- [Requirements]:
Will you extract the entries word for word? Images should not appear in the copy.

- [The records]:
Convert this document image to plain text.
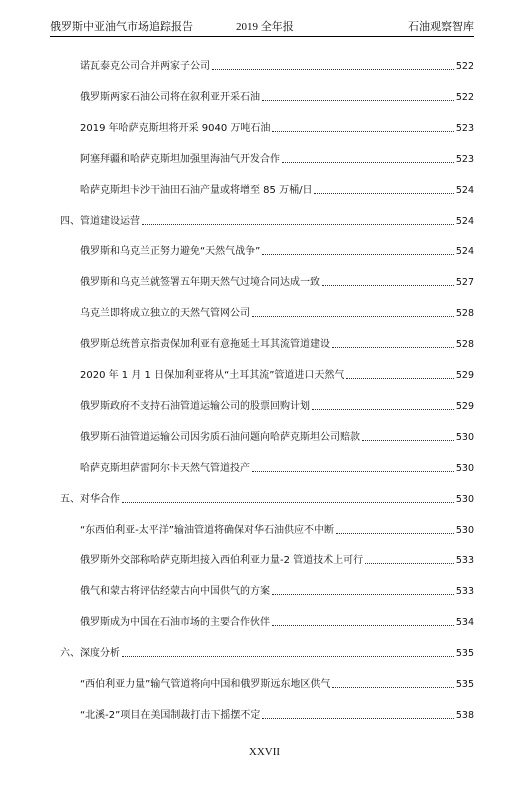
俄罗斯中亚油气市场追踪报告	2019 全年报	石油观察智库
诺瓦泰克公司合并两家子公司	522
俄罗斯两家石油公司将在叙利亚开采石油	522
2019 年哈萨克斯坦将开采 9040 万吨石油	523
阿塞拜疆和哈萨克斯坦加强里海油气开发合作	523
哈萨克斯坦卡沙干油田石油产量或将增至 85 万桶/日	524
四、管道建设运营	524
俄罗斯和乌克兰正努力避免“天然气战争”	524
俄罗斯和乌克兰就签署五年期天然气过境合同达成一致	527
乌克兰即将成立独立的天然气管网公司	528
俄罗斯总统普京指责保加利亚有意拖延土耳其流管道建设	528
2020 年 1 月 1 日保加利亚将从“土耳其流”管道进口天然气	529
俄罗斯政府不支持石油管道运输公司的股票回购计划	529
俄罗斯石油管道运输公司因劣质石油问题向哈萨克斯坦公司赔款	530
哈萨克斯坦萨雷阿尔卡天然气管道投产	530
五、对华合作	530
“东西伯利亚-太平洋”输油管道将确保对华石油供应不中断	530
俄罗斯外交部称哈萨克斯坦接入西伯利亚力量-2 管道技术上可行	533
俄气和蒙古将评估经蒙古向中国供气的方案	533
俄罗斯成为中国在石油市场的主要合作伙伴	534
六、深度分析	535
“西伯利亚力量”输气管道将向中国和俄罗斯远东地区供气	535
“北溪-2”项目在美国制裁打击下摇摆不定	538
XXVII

- [Response to the exercise]:
Convert this document image to plain text.
俄罗斯中亚油气市场追踪报告	2019 全年报	石油观察智库
诺瓦泰克公司合并两家子公司	522
俄罗斯两家石油公司将在叙利亚开采石油	522
2019 年哈萨克斯坦将开采 9040 万吨石油	523
阿塞拜疆和哈萨克斯坦加强里海油气开发合作	523
哈萨克斯坦卡沙干油田石油产量或将增至 85 万桶/日	524
四、管道建设运营	524
俄罗斯和乌克兰正努力避免“天然气战争”	524
俄罗斯和乌克兰就签署五年期天然气过境合同达成一致	527
乌克兰即将成立独立的天然气管网公司	528
俄罗斯总统普京指责保加利亚有意拖延土耳其流管道建设	528
2020 年 1 月 1 日保加利亚将从“土耳其流”管道进口天然气	529
俄罗斯政府不支持石油管道运输公司的股票回购计划	529
俄罗斯石油管道运输公司因劣质石油问题向哈萨克斯坦公司赔款	530
哈萨克斯坦萨雷阿尔卡天然气管道投产	530
五、对华合作	530
“东西伯利亚-太平洋”输油管道将确保对华石油供应不中断	530
俄罗斯外交部称哈萨克斯坦接入西伯利亚力量-2 管道技术上可行	533
俄气和蒙古将评估经蒙古向中国供气的方案	533
俄罗斯成为中国在石油市场的主要合作伙伴	534
六、深度分析	535
“西伯利亚力量”输气管道将向中国和俄罗斯远东地区供气	535
“北溪-2”项目在美国制裁打击下摇摆不定	538
XXVII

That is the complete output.